## Directions
Wherever the word "Familien" appears in the entries, copy the whole line.

::::::

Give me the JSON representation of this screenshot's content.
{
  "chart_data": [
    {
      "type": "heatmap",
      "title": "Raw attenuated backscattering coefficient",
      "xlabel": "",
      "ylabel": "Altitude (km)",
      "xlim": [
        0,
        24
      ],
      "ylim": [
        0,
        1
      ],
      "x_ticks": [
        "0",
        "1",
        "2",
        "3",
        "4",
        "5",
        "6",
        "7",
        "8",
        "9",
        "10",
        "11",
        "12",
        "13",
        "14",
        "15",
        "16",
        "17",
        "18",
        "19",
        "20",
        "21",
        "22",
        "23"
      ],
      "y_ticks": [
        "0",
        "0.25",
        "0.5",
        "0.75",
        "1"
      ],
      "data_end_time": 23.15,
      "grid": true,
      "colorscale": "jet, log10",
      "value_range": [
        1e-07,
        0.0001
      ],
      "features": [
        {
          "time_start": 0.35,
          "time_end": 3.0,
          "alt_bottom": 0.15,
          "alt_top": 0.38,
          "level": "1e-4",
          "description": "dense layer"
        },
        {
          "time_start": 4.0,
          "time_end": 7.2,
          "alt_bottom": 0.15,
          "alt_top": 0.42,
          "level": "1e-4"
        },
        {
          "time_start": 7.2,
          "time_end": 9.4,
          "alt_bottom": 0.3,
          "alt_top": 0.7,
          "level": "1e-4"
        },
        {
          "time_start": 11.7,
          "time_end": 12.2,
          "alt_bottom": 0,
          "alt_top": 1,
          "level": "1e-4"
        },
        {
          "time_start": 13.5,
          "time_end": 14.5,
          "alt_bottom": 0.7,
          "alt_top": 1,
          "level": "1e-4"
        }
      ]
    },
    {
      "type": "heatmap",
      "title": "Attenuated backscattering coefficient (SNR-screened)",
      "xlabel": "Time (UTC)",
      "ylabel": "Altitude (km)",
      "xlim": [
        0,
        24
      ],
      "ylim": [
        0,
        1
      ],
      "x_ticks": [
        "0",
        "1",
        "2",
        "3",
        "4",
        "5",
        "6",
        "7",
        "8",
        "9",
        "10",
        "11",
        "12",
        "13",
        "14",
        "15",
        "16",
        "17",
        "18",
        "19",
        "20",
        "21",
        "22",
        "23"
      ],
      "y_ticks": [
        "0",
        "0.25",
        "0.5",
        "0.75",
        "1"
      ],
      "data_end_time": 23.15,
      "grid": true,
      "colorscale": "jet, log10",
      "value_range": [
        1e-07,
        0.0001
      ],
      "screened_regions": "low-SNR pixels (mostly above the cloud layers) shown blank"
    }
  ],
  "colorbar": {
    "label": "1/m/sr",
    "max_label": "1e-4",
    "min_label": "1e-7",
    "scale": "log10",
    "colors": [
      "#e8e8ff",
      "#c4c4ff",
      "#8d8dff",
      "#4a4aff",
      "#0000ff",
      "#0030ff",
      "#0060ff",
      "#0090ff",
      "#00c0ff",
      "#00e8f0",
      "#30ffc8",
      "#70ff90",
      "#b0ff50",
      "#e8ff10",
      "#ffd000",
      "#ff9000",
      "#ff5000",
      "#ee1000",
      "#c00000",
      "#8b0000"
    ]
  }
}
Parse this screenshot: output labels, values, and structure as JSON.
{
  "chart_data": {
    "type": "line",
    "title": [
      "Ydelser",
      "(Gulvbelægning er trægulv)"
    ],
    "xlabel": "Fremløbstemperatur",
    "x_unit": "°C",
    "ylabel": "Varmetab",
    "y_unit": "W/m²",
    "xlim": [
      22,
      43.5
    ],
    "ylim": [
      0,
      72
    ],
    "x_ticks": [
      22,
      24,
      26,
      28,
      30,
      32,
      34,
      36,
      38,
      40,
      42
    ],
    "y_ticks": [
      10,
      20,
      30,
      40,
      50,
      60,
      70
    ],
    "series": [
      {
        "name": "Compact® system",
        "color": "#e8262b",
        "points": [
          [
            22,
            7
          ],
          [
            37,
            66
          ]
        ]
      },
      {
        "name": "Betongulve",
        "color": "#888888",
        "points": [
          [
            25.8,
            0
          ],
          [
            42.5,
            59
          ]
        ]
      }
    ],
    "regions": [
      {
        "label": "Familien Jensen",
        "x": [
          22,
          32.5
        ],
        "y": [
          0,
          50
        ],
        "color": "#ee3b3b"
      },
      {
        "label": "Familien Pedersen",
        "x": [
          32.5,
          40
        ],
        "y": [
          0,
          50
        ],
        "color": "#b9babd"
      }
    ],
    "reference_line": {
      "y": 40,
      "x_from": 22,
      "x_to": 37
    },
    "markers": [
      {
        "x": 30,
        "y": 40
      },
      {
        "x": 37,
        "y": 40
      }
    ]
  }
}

::::::

## Written solution
        "label": "Familien Jensen",
        "label": "Familien Pedersen",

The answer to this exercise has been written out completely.